**EXERCISE**
Pull out every line with the word "date".

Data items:

_ _ _ _

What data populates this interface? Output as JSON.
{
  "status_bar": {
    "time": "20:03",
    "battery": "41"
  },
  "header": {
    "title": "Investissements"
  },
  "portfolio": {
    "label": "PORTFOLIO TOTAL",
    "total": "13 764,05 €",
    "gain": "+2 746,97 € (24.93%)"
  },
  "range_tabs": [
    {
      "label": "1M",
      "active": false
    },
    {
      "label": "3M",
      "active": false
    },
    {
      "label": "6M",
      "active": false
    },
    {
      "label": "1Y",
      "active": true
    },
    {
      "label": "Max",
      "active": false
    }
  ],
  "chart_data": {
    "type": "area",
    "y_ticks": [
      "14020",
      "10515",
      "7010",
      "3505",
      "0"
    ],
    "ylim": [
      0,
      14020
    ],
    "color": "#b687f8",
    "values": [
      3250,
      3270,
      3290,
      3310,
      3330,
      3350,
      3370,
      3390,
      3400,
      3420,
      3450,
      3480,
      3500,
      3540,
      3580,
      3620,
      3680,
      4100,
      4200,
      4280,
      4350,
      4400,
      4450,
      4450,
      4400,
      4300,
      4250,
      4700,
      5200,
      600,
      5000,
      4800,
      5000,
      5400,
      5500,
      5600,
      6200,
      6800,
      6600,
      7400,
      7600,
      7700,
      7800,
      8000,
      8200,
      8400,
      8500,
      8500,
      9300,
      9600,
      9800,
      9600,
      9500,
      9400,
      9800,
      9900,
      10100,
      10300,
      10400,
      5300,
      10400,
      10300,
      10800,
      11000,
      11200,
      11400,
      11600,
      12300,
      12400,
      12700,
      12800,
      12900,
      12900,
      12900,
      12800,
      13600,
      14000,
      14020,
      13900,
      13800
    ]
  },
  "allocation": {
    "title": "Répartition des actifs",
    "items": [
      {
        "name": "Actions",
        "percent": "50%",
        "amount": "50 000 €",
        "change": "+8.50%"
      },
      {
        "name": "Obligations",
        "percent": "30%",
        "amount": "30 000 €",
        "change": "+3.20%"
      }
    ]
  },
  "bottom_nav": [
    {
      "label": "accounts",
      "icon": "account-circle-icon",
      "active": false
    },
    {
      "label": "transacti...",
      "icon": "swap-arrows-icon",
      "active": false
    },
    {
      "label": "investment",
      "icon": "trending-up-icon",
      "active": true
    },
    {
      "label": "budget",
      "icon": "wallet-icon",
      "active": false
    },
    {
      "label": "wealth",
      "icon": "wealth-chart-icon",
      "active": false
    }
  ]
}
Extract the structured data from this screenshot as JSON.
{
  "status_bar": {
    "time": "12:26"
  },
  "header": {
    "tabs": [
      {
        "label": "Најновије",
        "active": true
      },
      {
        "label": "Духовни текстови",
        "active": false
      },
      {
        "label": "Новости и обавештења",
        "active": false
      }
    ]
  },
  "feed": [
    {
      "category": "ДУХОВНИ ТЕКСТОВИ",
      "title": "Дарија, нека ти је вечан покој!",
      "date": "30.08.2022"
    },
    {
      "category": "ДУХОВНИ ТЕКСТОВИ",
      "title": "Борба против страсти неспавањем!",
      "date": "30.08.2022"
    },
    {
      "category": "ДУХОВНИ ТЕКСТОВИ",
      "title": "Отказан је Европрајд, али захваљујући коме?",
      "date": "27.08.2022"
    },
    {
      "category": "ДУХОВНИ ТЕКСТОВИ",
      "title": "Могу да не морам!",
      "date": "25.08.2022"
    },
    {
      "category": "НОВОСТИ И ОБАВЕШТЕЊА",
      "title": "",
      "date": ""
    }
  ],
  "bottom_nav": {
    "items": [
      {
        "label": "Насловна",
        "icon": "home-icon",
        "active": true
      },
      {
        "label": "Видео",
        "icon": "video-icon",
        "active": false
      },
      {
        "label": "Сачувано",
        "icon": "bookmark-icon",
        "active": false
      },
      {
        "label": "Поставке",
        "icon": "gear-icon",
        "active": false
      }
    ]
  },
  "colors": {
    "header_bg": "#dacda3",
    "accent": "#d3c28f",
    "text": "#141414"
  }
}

_ _ _ _

**TASK ANSWER**
      "date": "30.08.2022"
      "date": "30.08.2022"
      "date": "27.08.2022"
      "date": "25.08.2022"
      "date": ""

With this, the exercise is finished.